*** Opening of STUDY MATERIAL ***

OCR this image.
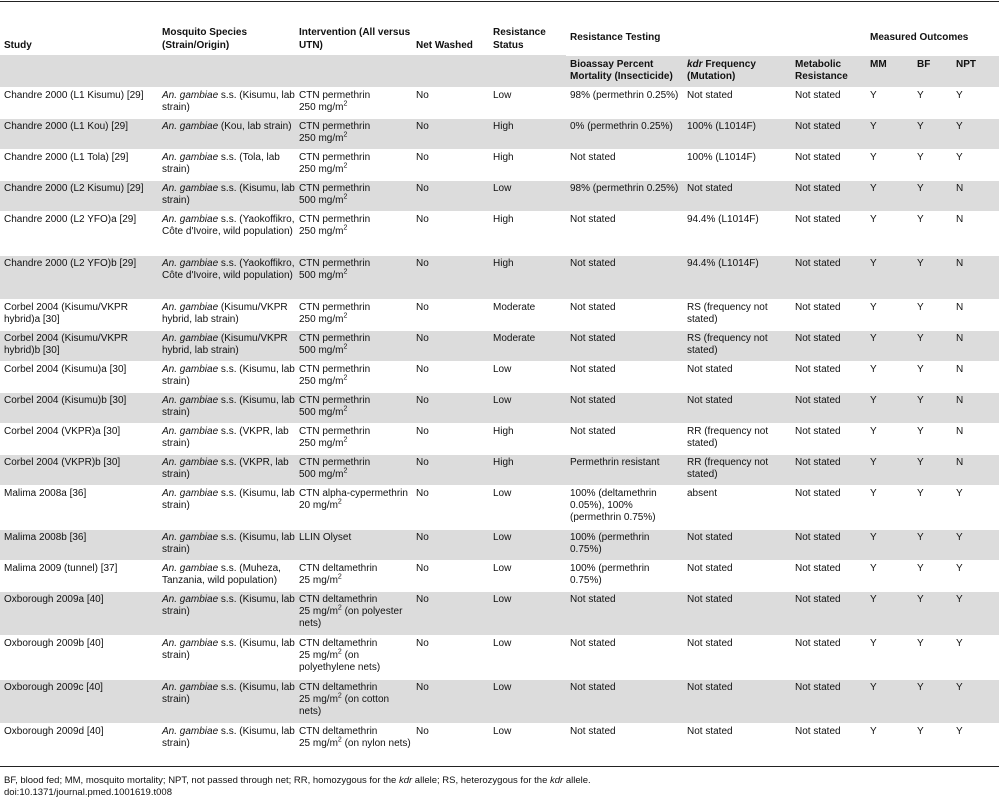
Study	Mosquito Species (Strain/Origin)	Intervention (All versus UTN)	Net Washed	Resistance Status	Resistance Testing			Measured Outcomes		
					Bioassay Percent Mortality (Insecticide)	kdr Frequency (Mutation)	Metabolic Resistance	MM	BF	NPT
Chandre 2000 (L1 Kisumu) [29]	An. gambiae s.s. (Kisumu, lab strain)	CTN permethrin
250 $mg/m^2$	No	Low	98% (permethrin 0.25%)	Not stated	Not stated	Y	Y	Y
Chandre 2000 (L1 Kou) [29]	An. gambiae (Kou, lab strain)	CTN permethrin
250 $mg/m^2$	No	High	0% (permethrin 0.25%)	100% (L1014F)	Not stated	Y	Y	Y
Chandre 2000 (L1 Tola) [29]	An. gambiae s.s. (Tola, lab strain)	CTN permethrin
250 $mg/m^2$	No	High	Not stated	100% (L1014F)	Not stated	Y	Y	Y
Chandre 2000 (L2 Kisumu) [29]	An. gambiae s.s. (Kisumu, lab strain)	CTN permethrin
500 $mg/m^2$	No	Low	98% (permethrin 0.25%)	Not stated	Not stated	Y	Y	N
Chandre 2000 (L2 YFO)a [29]	An. gambiae s.s. (Yaokoffikro, Côte d'Ivoire, wild population)	CTN permethrin
250 $mg/m^2$	No	High	Not stated	94.4% (L1014F)	Not stated	Y	Y	N
Chandre 2000 (L2 YFO)b [29]	An. gambiae s.s. (Yaokoffikro, Côte d'Ivoire, wild population)	CTN permethrin
500 $mg/m^2$	No	High	Not stated	94.4% (L1014F)	Not stated	Y	Y	N
Corbel 2004 (Kisumu/VKPR hybrid)a [30]	An. gambiae (Kisumu/VKPR hybrid, lab strain)	CTN permethrin
250 $mg/m^2$	No	Moderate	Not stated	RS (frequency not stated)	Not stated	Y	Y	N
Corbel 2004 (Kisumu/VKPR hybrid)b [30]	An. gambiae (Kisumu/VKPR hybrid, lab strain)	CTN permethrin
500 $mg/m^2$	No	Moderate	Not stated	RS (frequency not stated)	Not stated	Y	Y	N
Corbel 2004 (Kisumu)a [30]	An. gambiae s.s. (Kisumu, lab strain)	CTN permethrin
250 $mg/m^2$	No	Low	Not stated	Not stated	Not stated	Y	Y	N
Corbel 2004 (Kisumu)b [30]	An. gambiae s.s. (Kisumu, lab strain)	CTN permethrin
500 $mg/m^2$	No	Low	Not stated	Not stated	Not stated	Y	Y	N
Corbel 2004 (VKPR)a [30]	An. gambiae s.s. (VKPR, lab strain)	CTN permethrin
250 $mg/m^2$	No	High	Not stated	RR (frequency not stated)	Not stated	Y	Y	N
Corbel 2004 (VKPR)b [30]	An. gambiae s.s. (VKPR, lab strain)	CTN permethrin
500 $mg/m^2$	No	High	Permethrin resistant	RR (frequency not stated)	Not stated	Y	Y	N
Malima 2008a [36]	An. gambiae s.s. (Kisumu, lab strain)	CTN alpha-cypermethrin
20 $mg/m^2$	No	Low	100% (deltamethrin 0.05%), 100% (permethrin 0.75%)	absent	Not stated	Y	Y	Y
Malima 2008b [36]	An. gambiae s.s. (Kisumu, lab strain)	LLIN Olyset	No	Low	100% (permethrin 0.75%)	Not stated	Not stated	Y	Y	Y
Malima 2009 (tunnel) [37]	An. gambiae s.s. (Muheza, Tanzania, wild population)	CTN deltamethrin
25 $mg/m^2$	No	Low	100% (permethrin 0.75%)	Not stated	Not stated	Y	Y	Y
Oxborough 2009a [40]	An. gambiae s.s. (Kisumu, lab strain)	CTN deltamethrin
25 $mg/m^2$ (on polyester nets)	No	Low	Not stated	Not stated	Not stated	Y	Y	Y
Oxborough 2009b [40]	An. gambiae s.s. (Kisumu, lab strain)	CTN deltamethrin
25 $mg/m^2$ (on polyethylene nets)	No	Low	Not stated	Not stated	Not stated	Y	Y	Y
Oxborough 2009c [40]	An. gambiae s.s. (Kisumu, lab strain)	CTN deltamethrin
25 $mg/m^2$ (on cotton nets)	No	Low	Not stated	Not stated	Not stated	Y	Y	Y
Oxborough 2009d [40]	An. gambiae s.s. (Kisumu, lab strain)	CTN deltamethrin
25 $mg/m^2$ (on nylon nets)	No	Low	Not stated	Not stated	Not stated	Y	Y	Y
BF, blood fed; MM, mosquito mortality; NPT, not passed through net; RR, homozygous for the kdr allele; RS, heterozygous for the kdr allele.
doi:10.1371/journal.pmed.1001619.t008
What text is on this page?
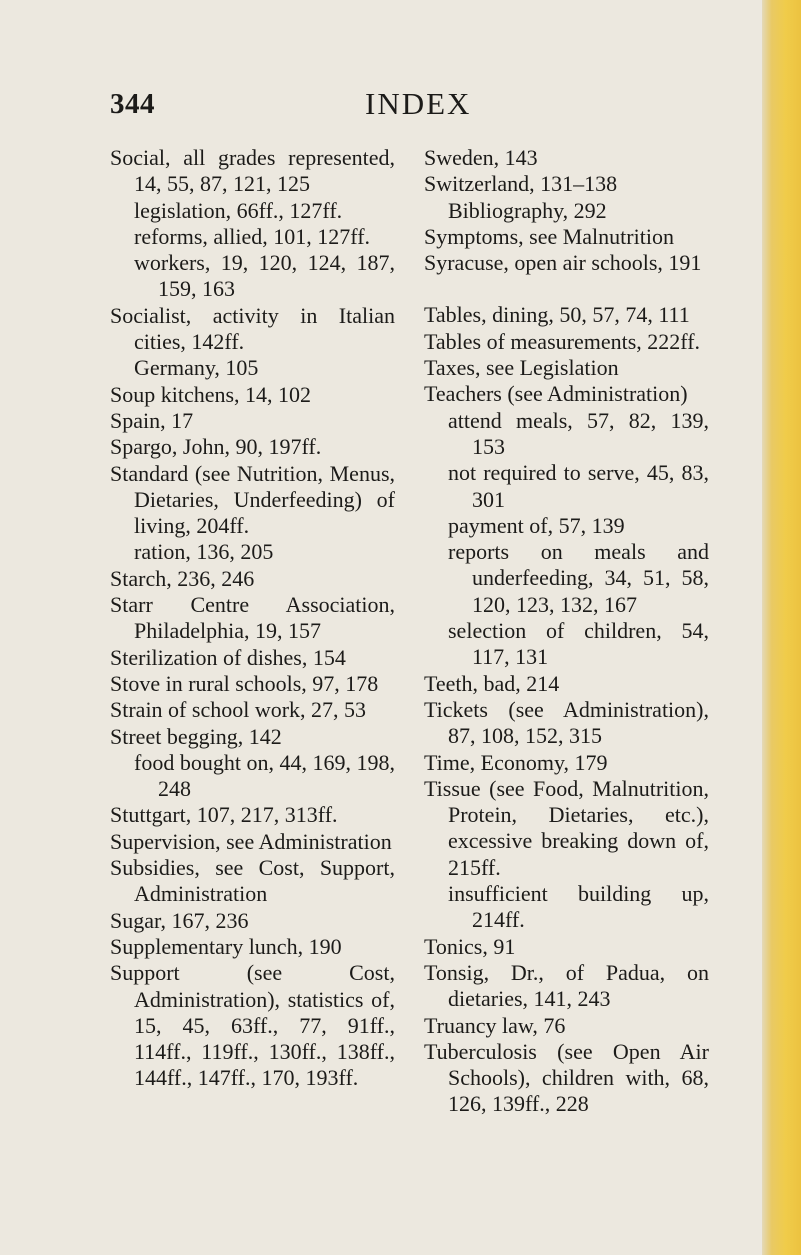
344	INDEX
Social, all grades represented, 14, 55, 87, 121, 125
legislation, 66ff., 127ff.
reforms, allied, 101, 127ff.
workers, 19, 120, 124, 187, 159, 163
Socialist, activity in Italian cities, 142ff.
Germany, 105
Soup kitchens, 14, 102
Spain, 17
Spargo, John, 90, 197ff.
Standard (see Nutrition, Menus, Dietaries, Underfeeding) of living, 204ff.
ration, 136, 205
Starch, 236, 246
Starr Centre Association, Philadelphia, 19, 157
Sterilization of dishes, 154
Stove in rural schools, 97, 178
Strain of school work, 27, 53
Street begging, 142
food bought on, 44, 169, 198, 248
Stuttgart, 107, 217, 313ff.
Supervision, see Administration
Subsidies, see Cost, Support, Administration
Sugar, 167, 236
Supplementary lunch, 190
Support (see Cost, Administration), statistics of, 15, 45, 63ff., 77, 91ff., 114ff., 119ff., 130ff., 138ff., 144ff., 147ff., 170, 193ff.
Sweden, 143
Switzerland, 131–138
Bibliography, 292
Symptoms, see Malnutrition
Syracuse, open air schools, 191
Tables, dining, 50, 57, 74, 111
Tables of measurements, 222ff.
Taxes, see Legislation
Teachers (see Administration)
attend meals, 57, 82, 139, 153
not required to serve, 45, 83, 301
payment of, 57, 139
reports on meals and underfeeding, 34, 51, 58, 120, 123, 132, 167
selection of children, 54, 117, 131
Teeth, bad, 214
Tickets (see Administration), 87, 108, 152, 315
Time, Economy, 179
Tissue (see Food, Malnutrition, Protein, Dietaries, etc.), excessive breaking down of, 215ff.
insufficient building up, 214ff.
Tonics, 91
Tonsig, Dr., of Padua, on dietaries, 141, 243
Truancy law, 76
Tuberculosis (see Open Air Schools), children with, 68, 126, 139ff., 228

*** Close of STUDY MATERIAL ***

WHAT TO WORK ON: Your copy must match the records above exactly, apart from the pictures, which are excluded.

RESULT OF THIS EXERCISE:
OCR this image.
Study	Mosquito Species (Strain/Origin)	Intervention (All versus UTN)	Net Washed	Resistance Status	Resistance Testing			Measured Outcomes		
					Bioassay Percent Mortality (Insecticide)	kdr Frequency (Mutation)	Metabolic Resistance	MM	BF	NPT
Chandre 2000 (L1 Kisumu) [29]	An. gambiae s.s. (Kisumu, lab strain)	CTN permethrin
250 $mg/m^2$	No	Low	98% (permethrin 0.25%)	Not stated	Not stated	Y	Y	Y
Chandre 2000 (L1 Kou) [29]	An. gambiae (Kou, lab strain)	CTN permethrin
250 $mg/m^2$	No	High	0% (permethrin 0.25%)	100% (L1014F)	Not stated	Y	Y	Y
Chandre 2000 (L1 Tola) [29]	An. gambiae s.s. (Tola, lab strain)	CTN permethrin
250 $mg/m^2$	No	High	Not stated	100% (L1014F)	Not stated	Y	Y	Y
Chandre 2000 (L2 Kisumu) [29]	An. gambiae s.s. (Kisumu, lab strain)	CTN permethrin
500 $mg/m^2$	No	Low	98% (permethrin 0.25%)	Not stated	Not stated	Y	Y	N
Chandre 2000 (L2 YFO)a [29]	An. gambiae s.s. (Yaokoffikro, Côte d'Ivoire, wild population)	CTN permethrin
250 $mg/m^2$	No	High	Not stated	94.4% (L1014F)	Not stated	Y	Y	N
Chandre 2000 (L2 YFO)b [29]	An. gambiae s.s. (Yaokoffikro, Côte d'Ivoire, wild population)	CTN permethrin
500 $mg/m^2$	No	High	Not stated	94.4% (L1014F)	Not stated	Y	Y	N
Corbel 2004 (Kisumu/VKPR hybrid)a [30]	An. gambiae (Kisumu/VKPR hybrid, lab strain)	CTN permethrin
250 $mg/m^2$	No	Moderate	Not stated	RS (frequency not stated)	Not stated	Y	Y	N
Corbel 2004 (Kisumu/VKPR hybrid)b [30]	An. gambiae (Kisumu/VKPR hybrid, lab strain)	CTN permethrin
500 $mg/m^2$	No	Moderate	Not stated	RS (frequency not stated)	Not stated	Y	Y	N
Corbel 2004 (Kisumu)a [30]	An. gambiae s.s. (Kisumu, lab strain)	CTN permethrin
250 $mg/m^2$	No	Low	Not stated	Not stated	Not stated	Y	Y	N
Corbel 2004 (Kisumu)b [30]	An. gambiae s.s. (Kisumu, lab strain)	CTN permethrin
500 $mg/m^2$	No	Low	Not stated	Not stated	Not stated	Y	Y	N
Corbel 2004 (VKPR)a [30]	An. gambiae s.s. (VKPR, lab strain)	CTN permethrin
250 $mg/m^2$	No	High	Not stated	RR (frequency not stated)	Not stated	Y	Y	N
Corbel 2004 (VKPR)b [30]	An. gambiae s.s. (VKPR, lab strain)	CTN permethrin
500 $mg/m^2$	No	High	Permethrin resistant	RR (frequency not stated)	Not stated	Y	Y	N
Malima 2008a [36]	An. gambiae s.s. (Kisumu, lab strain)	CTN alpha-cypermethrin
20 $mg/m^2$	No	Low	100% (deltamethrin 0.05%), 100% (permethrin 0.75%)	absent	Not stated	Y	Y	Y
Malima 2008b [36]	An. gambiae s.s. (Kisumu, lab strain)	LLIN Olyset	No	Low	100% (permethrin 0.75%)	Not stated	Not stated	Y	Y	Y
Malima 2009 (tunnel) [37]	An. gambiae s.s. (Muheza, Tanzania, wild population)	CTN deltamethrin
25 $mg/m^2$	No	Low	100% (permethrin 0.75%)	Not stated	Not stated	Y	Y	Y
Oxborough 2009a [40]	An. gambiae s.s. (Kisumu, lab strain)	CTN deltamethrin
25 $mg/m^2$ (on polyester nets)	No	Low	Not stated	Not stated	Not stated	Y	Y	Y
Oxborough 2009b [40]	An. gambiae s.s. (Kisumu, lab strain)	CTN deltamethrin
25 $mg/m^2$ (on polyethylene nets)	No	Low	Not stated	Not stated	Not stated	Y	Y	Y
Oxborough 2009c [40]	An. gambiae s.s. (Kisumu, lab strain)	CTN deltamethrin
25 $mg/m^2$ (on cotton nets)	No	Low	Not stated	Not stated	Not stated	Y	Y	Y
Oxborough 2009d [40]	An. gambiae s.s. (Kisumu, lab strain)	CTN deltamethrin
25 $mg/m^2$ (on nylon nets)	No	Low	Not stated	Not stated	Not stated	Y	Y	Y
BF, blood fed; MM, mosquito mortality; NPT, not passed through net; RR, homozygous for the kdr allele; RS, heterozygous for the kdr allele.
doi:10.1371/journal.pmed.1001619.t008
What text is on this page?
344	INDEX
Social, all grades represented, 14, 55, 87, 121, 125
legislation, 66ff., 127ff.
reforms, allied, 101, 127ff.
workers, 19, 120, 124, 187, 159, 163
Socialist, activity in Italian cities, 142ff.
Germany, 105
Soup kitchens, 14, 102
Spain, 17
Spargo, John, 90, 197ff.
Standard (see Nutrition, Menus, Dietaries, Underfeeding) of living, 204ff.
ration, 136, 205
Starch, 236, 246
Starr Centre Association, Philadelphia, 19, 157
Sterilization of dishes, 154
Stove in rural schools, 97, 178
Strain of school work, 27, 53
Street begging, 142
food bought on, 44, 169, 198, 248
Stuttgart, 107, 217, 313ff.
Supervision, see Administration
Subsidies, see Cost, Support, Administration
Sugar, 167, 236
Supplementary lunch, 190
Support (see Cost, Administration), statistics of, 15, 45, 63ff., 77, 91ff., 114ff., 119ff., 130ff., 138ff., 144ff., 147ff., 170, 193ff.
Sweden, 143
Switzerland, 131–138
Bibliography, 292
Symptoms, see Malnutrition
Syracuse, open air schools, 191
Tables, dining, 50, 57, 74, 111
Tables of measurements, 222ff.
Taxes, see Legislation
Teachers (see Administration)
attend meals, 57, 82, 139, 153
not required to serve, 45, 83, 301
payment of, 57, 139
reports on meals and underfeeding, 34, 51, 58, 120, 123, 132, 167
selection of children, 54, 117, 131
Teeth, bad, 214
Tickets (see Administration), 87, 108, 152, 315
Time, Economy, 179
Tissue (see Food, Malnutrition, Protein, Dietaries, etc.), excessive breaking down of, 215ff.
insufficient building up, 214ff.
Tonics, 91
Tonsig, Dr., of Padua, on dietaries, 141, 243
Truancy law, 76
Tuberculosis (see Open Air Schools), children with, 68, 126, 139ff., 228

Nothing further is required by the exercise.